* **Instrucciones**:
1. Según el texto sobre Dilma y las manifestaciones, ¿a qué se proponía destinar los royalties del petróleo?
2. ¿Coinciden con el texto sobre Dilma y las manifestaciones estas afirmaciones? (a) El gobierno tiene una mayoría amplia en el Congreso. (b) El Congreso respaldó el llamado a un plebiscito sobre la reforma política. (c) Dilma presentó su propuesta de pactos solo a los partidos aliados.
3. Prolonga el texto sobre Dilma y las manifestaciones a partir de su última oración.

* **Texto para analizar**:
:::::
Sorprendida por el huracán de manifestaciones, Dilma trató de reaccionar con sensibilidad y contundencia a las demandas populares. “Estoy oyendo sus voces, las voces de las calles”, aseguró, y presentó una propuesta de pactos a los partidos aliados y a los gobernadores estaduales y alcaldes de las capitales, sin importar su afiliación partidaria, para buscar respuestas a los reclamos de mejores servicios públicos de salud, educación y transporte.
Igualmente se propuso reforzar el combate a la corrupción y realizar la tan mentada –y siempre postergada– reforma política que el país reclama a gritos. La consecuencia ha sido el desnudamiento de la realidad que la cerca. Las propuestas han sido desvirtuadas o directamente congeladas por el Congreso, donde el gobierno cuenta con mayoría amplia. El llamado a un plebiscito para que la reforma política ya sirviera en las elecciones del año que viene fue fulminado. La propuesta de que los royalties del petróleo fuesen destinados integralmente a la educación pública tuvo el mismo destino. Además, los señores parlamentarios se lanzaron a una carrera desenfrenada de aprobación de proyectos de ley inviables, que aparentemente atenderían a demandas populares pero que, en términos concretos, significarían la quiebra del Estado. No hay ni habría recursos suficientes para todo lo que se aprueba en el Congreso. Le tocará a Dilma vetar esas iniciativas, con el consecuente desgaste político. Con aliados así, ¿quién necesita adversarios?
:::::
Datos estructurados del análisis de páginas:
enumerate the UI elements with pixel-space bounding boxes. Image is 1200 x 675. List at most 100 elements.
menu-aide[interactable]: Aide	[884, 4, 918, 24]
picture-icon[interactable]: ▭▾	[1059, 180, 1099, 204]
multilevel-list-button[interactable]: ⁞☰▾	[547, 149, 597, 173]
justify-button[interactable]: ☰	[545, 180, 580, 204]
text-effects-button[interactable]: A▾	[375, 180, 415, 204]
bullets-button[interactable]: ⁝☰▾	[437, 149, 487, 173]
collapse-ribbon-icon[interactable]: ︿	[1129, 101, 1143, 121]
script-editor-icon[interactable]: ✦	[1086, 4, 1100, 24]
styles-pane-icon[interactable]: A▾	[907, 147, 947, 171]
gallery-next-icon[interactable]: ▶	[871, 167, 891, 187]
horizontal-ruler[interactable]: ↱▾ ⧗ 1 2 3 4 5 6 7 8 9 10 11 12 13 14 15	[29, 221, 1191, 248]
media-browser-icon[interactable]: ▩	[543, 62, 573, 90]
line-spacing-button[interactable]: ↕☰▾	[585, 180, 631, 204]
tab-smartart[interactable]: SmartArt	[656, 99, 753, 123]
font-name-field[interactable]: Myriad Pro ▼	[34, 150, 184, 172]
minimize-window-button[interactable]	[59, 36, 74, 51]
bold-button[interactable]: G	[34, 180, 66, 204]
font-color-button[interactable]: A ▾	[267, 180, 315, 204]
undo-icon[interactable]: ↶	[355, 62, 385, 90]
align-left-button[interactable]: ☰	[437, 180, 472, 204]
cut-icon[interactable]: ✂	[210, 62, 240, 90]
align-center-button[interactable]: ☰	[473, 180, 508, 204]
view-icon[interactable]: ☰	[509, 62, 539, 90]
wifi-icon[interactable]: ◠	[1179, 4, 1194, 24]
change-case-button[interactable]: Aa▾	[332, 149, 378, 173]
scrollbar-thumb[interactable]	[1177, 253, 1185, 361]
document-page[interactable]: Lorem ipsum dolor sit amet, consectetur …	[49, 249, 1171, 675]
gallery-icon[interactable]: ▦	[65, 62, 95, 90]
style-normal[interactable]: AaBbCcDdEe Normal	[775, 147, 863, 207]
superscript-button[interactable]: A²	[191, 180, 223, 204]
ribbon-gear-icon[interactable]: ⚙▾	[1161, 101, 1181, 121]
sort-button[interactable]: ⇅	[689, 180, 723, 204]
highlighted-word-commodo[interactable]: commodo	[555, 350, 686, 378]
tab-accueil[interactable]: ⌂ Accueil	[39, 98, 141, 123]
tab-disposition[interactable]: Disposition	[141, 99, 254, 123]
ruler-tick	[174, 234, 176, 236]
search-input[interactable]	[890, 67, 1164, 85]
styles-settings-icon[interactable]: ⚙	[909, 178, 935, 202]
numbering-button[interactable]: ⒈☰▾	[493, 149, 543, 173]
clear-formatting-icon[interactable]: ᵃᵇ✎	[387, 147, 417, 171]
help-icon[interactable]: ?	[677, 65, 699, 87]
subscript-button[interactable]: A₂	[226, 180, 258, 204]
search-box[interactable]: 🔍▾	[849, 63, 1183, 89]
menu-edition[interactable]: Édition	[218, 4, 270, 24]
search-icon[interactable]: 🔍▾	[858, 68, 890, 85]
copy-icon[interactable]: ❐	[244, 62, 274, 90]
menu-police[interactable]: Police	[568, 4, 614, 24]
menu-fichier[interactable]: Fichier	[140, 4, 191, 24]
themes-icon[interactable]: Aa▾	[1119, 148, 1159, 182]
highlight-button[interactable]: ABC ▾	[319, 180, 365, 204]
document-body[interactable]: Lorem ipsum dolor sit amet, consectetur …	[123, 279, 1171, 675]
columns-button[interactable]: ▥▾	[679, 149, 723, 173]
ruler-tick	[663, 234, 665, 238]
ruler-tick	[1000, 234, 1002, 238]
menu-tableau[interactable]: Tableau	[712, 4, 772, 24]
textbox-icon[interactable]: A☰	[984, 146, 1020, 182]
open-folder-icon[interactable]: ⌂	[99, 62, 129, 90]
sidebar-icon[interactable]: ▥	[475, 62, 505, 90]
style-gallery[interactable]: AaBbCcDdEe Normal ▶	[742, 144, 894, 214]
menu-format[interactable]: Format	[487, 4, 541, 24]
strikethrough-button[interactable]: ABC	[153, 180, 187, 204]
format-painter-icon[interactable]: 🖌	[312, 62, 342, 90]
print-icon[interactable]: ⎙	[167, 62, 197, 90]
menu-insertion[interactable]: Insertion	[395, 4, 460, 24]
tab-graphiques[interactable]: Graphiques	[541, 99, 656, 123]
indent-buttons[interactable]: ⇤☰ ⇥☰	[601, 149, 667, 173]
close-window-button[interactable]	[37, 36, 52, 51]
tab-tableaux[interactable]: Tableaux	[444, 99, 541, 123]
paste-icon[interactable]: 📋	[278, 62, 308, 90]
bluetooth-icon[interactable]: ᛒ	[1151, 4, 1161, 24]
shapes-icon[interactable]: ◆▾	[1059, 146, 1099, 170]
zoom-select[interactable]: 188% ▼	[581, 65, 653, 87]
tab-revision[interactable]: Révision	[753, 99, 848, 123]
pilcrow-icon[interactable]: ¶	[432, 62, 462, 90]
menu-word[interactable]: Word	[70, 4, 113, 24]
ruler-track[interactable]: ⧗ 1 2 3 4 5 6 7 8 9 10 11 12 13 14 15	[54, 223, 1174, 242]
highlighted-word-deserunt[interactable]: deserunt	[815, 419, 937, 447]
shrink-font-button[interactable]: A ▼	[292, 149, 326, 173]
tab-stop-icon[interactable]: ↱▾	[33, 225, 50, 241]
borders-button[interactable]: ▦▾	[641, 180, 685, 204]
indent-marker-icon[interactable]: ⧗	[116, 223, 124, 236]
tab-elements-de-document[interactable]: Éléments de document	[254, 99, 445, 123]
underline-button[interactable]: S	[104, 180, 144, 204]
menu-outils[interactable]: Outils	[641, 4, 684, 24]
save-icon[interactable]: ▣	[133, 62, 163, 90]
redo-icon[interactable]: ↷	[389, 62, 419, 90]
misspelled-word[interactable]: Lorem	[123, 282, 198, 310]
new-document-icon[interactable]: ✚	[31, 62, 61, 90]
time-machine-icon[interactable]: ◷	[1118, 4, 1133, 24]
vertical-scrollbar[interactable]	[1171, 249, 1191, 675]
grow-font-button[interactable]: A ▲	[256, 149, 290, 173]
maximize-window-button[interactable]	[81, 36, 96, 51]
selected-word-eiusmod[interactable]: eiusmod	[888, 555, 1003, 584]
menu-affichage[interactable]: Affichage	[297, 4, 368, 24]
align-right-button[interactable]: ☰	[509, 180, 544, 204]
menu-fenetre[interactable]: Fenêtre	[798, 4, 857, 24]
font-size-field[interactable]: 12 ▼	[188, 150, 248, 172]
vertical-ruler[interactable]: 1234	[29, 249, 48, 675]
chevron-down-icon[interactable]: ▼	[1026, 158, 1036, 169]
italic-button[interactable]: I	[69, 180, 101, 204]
:::::
* **Respuestas por tarea**:
1. A la educación pública, de forma íntegra.

2.
(a) Sí: "donde el gobierno cuenta con mayoría amplia".
(b) No: "El llamado a un plebiscito para que la reforma política ya sirviera en las elecciones del año que viene fue fulminado".
(c) No: "a los partidos aliados y a los gobernadores estaduales y alcaldes de las capitales, sin importar su afiliación partidaria".

3.
A todo eso, una secuencia de sondeos y encuestas de opinión pública muestra que la popularidad de Dilma y la aprobación de su gobierno se desplomaron. Si hasta principios de junio su reelección en la primera vuelta electoral parecía segura, hoy habría inevitablemente una segunda vuelta. Dilma aparece con 30 por ciento de la preferencia, seguida por la mesiánica Marina Silva, con 22 por ciento.
Es verdad que de aquí a octubre del año que viene muchas aguas pasarán por debajo del puente. El rechazo generalizado a la política y a los políticos, revelado en esos mismos sondeos y encuestas, podrá suavizarse de manera contundente. Pero pesa una amenaza, comprobada históricamente en experiencias semejantes vividas en otras latitudes: a cada movimiento popular de rechazo a las instituciones políticas tradicionales suele abrirse espacio para la aparición de alguna figura mesiánica, que aparente ser “lo nuevo” en contraste a “lo que está ahí”. Marina Silva, que en las elecciones del 2010 obtuvo 20 millones de votos, parece diseñada a medida. Ambientalista en sus orígenes, se transformó en pastora evangélica fundamentalista. Se muestra muy activa en su rol de candidata, más que a presidenta, a santa. Siquiera tiene partido, pero logra movilizar a las clases medidas más acomodadas.
Sin embargo, la sombra a la candidatura de Dilma es su antecesor y mentor, Lula da Silva. Dentro del PT son nítidos los esfuerzos de corrientes que defienden que sea él, y no ella, quien se lance para asegurar la continuidad del partido en el gobierno. Las encuestas refuerzan ese movimiento: Lula tendría 41 por ciento de los votos y se elegiría en la primera vuelta de octubre del 2014. Hoy por hoy, parece ser el único nombre capaz de reagrupar otra vez una alianza carente de coherencia pero coincidente en su mezquino apetito por el poder.
Lula insiste en que no será candidato, y que respalda integralmente a Dilma. Como dice un viejo dicho brasileño: “Quienes vivan, verán”.